- **Text**
↓↓↓

Gedanken einer anderen WeihnachtszeitInnehalten – in der Wüste

Je älter ich werde, desto mehr bin ich überzeugt, dass wir beim Blick und Vorgriff auf unsere Zukunft und die unserer Schöpfung unsere Herkunft nicht vergessen dürfen. Erich Kästner sagt unverblümt: „Die Erinnerung ist eine mysteriöse Macht und bildet die Menschen um. Wer das, was schön war, vergisst, wird böse. Wer das, was schlimm war, vergisst, wird dumm.“

Sich der Geschichte zu erinnern, stiftet Leben, stärkt uns den Rücken, weitet den Horizont und gibt, bei aller Mutlosigkeit und Enttäuschung, eine ungemeine Kraft. Denn als Christinnen und Christen sind wir keine Museumswächter, Huter einer gerade noch glimmenden Asche. Wir sind heutige Mitglieder der Jesusbewegung, die doch von der Beweglichkeit, von Poesie und Begeisterung lebt.
Innehalten – das ist also die Einladung, sich zu erinnern, aber gleichzeitig ist es eine Ermutigung, mit Herz und Verstand die Zeichen der sich immer rascher verändernden Welt zu lesen. Zu verstehen suchen, wie der unsichtbare Gott darin erfahren werden kann. In den Entwicklungen der fortschreitenden Geschichte hellhörig zu sein für den, der in einem ständigen Advent sich seiner Schöpfung erschließt. Wach zu bleiben für die Fragen von Frieden und Gerechtigkeit und für unsere gefährdete Zukunft.

Nevada Desert Experience

Ich war vor der Jahrtausendwende der Leiter (Generalminister) meines Ordens. Bei den zahlreichen Reisen in die Vereinigten Staaten von Nordamerika lernte ich in Kalifornien und Nevada eine Bewegung kennen, die sich „Nevada Desert Experience“ nennt. Im franziskanischen Gedenkjahr 1981/82 war sie von Schwestern und Brüdern aus dem Westen der Vereinigten Staaten ins Leben gerufen worden. Sie lasst sich inspirieren von der Erzählung von der angeblichen Begegnung des Franziskus mit dem Wolf von Gubbio (Fioretti 21), das heißt einer Parabel von der Zähmung und Eindämmung von zerstörerischer Gewalt durch Verzicht auf Gegengewalt und vom aktiven Einsatz für Gerechtigkeit, Frieden und Bewahrung der Schöpfung, in der Spiritualität der Seligpreisungen. Der Schauplatz der „Experience“, die bis heute viele Menschen an sich zieht, ist die Wüste von Nevada unweit von Las Vegas. Dort werden seit Jahrzehnten die jeweils neuesten Waffensysteme hergestellt und erprobt, mit großen Schaden für die Bewohner und die Umwelt. Verschiedene Male nahm ich an den Mahnwachen und Liturgien teil, die regelmäßig auf dem Testgelände gehalten werden.

↑↑↑

- **Vorliegende Angaben**
↓↓↓

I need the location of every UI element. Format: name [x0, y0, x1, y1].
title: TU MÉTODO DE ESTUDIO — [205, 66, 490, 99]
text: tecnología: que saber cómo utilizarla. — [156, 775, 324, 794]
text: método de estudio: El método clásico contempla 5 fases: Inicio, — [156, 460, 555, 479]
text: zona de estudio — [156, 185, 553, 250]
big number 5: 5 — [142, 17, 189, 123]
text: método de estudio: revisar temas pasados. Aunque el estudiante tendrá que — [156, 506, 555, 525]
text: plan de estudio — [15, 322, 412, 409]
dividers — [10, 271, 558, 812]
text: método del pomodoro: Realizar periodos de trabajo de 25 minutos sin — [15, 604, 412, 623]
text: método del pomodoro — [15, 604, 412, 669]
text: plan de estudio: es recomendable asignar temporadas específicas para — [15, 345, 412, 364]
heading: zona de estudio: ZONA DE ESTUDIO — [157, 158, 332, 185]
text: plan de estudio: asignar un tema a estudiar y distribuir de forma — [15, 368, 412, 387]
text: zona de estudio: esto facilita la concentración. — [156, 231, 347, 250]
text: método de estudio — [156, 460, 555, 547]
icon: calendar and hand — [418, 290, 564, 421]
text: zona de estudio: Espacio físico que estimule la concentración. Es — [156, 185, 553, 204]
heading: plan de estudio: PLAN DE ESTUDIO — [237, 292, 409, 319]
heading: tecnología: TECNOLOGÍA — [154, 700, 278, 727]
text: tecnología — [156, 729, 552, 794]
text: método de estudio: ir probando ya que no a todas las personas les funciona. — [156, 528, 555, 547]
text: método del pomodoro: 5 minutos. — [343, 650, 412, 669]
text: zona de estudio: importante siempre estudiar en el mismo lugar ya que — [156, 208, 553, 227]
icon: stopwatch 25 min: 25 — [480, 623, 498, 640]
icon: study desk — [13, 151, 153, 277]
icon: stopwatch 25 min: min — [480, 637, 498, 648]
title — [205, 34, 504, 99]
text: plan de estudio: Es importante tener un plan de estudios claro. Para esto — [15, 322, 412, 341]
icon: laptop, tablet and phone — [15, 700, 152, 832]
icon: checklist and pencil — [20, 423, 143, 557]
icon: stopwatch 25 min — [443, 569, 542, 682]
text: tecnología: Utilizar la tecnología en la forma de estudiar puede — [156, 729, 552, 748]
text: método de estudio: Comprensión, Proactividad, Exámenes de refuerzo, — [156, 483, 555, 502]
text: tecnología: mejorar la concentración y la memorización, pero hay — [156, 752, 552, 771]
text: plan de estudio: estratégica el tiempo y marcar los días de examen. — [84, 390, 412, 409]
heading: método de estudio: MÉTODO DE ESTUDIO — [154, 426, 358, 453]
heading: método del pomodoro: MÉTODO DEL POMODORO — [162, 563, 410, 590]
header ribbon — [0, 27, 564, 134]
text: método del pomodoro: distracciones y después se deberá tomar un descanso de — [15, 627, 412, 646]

↑↑↑

- **Aufgabe A**
Schreib aus dem Text über das Innehalten den Teil neu ab, der mit den Worten „Je älter ich“ anfängt und mit „und Begeisterung lebt.“ aufhört. Setz dabei „Aufseher“ an die Stelle von „Museumswächter“.
- **Aufgabe B**
Beantworte zum Text über das Innehalten diese Fragen:
(i) Wer wird mit einem Satz über die Macht der Erinnerung zitiert?
(ii) In welchem Gedenkjahr wurde die Bewegung „Nevada Desert Experience“ gegründet?
(iii) Wo liegt der Schauplatz dieser „Experience“?
- **Aufgabe C**
Schreib den Text über das Innehalten weiter, und zwar ab der Stelle, an der er aufhört.

- **Ergebnis A**
Je älter ich werde, desto mehr bin ich überzeugt, dass wir beim Blick und Vorgriff auf unsere Zukunft und die unserer Schöpfung unsere Herkunft nicht vergessen dürfen. Erich Kästner sagt unverblümt: „Die Erinnerung ist eine mysteriöse Macht und bildet die Menschen um. Wer das, was schön war, vergisst, wird böse. Wer das, was schlimm war, vergisst, wird dumm.“

Sich der Geschichte zu erinnern, stiftet Leben, stärkt uns den Rücken, weitet den Horizont und gibt, bei aller Mutlosigkeit und Enttäuschung, eine ungemeine Kraft. Denn als Christinnen und Christen sind wir keine Aufseher, Huter einer gerade noch glimmenden Asche. Wir sind heutige Mitglieder der Jesusbewegung, die doch von der Beweglichkeit, von Poesie und Begeisterung lebt.

- **Ergebnis B**
(i) Erich Kästner
(ii) Im franziskanischen Gedenkjahr 1981/82
(iii) In der Wüste von Nevada, unweit von Las Vegas

- **Ergebnis C**
Nevada ist ein Land, das ursprünglich den Ureinwohnern der Shoshonen gehörte. Es gibt sogar einen Vertrag von 1863, in dem die USA dieses Besitzrecht anerkennen. Der Stamm erhebt bis heute darauf einen legitimen Besitzanspruch. Sie bezeichnen es in ihrer Sprache als „Mutter Erde“. Es ist für sie heiliger Boden.
Die Wüste ist wild und schon. Der Boden ist bedeckt mit vielen Pflanzen, Kakteen, Moos, Aloe, Salbei und vielen anderen aromatisch riechenden Sträuchern. Eine Kaktusart blüht nur in der Nacht. Dazu tummeln sich dort viele Tiere: Coyoten, Fuchse, Reptilien, Kaninchen. Schwester Wasser ist in dieser Gegend unberechenbar. Es gibt zahlreiche unterirdische Quellen und Flüsse. Wenn es nach langen Trockenperioden einmal regnet, kommt es rasch zu großen Überschwemmungen. Die Shoshonen betrachten alles als ein Geschenk, das Land, die Luft, das Wasser, die Pflanzen und die Tiere. Sie verstehen nicht, wie man der Umwelt etwas antun kann.

Blutende Stelle des Globus

Dieses gesegnete Land wurde als „Nevada Test Site“ genutzt. Es wurde beschlagnahmt, um dort zuerst überirdisch, dann unterirdisch Atomwaffen zu testen. Heute werden hier die neusten Angriffswaffen hergestellt und getestet, unter anderem die tödlichen „Drohnen“. Dieses Land ist eine verwundete und blutende Stelle des Globus. Das Gebiet ist stellenweise so verseucht, dass kein lebendes Wesen es jemals mehr betreten kann. Überall sind Luft, Pflanzen, Tiere und Menschen Opfer dieses Größenwahnsinns geworden. Diese Ideologie des Landes, die heute auch im Irak und in Afghanistan wie früher in Vietnam am Werk ist, versursacht schließlich auch gewaltige psychische Schädigungen. Die Verschmutzung der natürlichen Umwelt und die Ideologie der unbegrenzten Selbstverteidigung zerstört bei vielen Menschen das seelische und spirituelle Gleichgewicht.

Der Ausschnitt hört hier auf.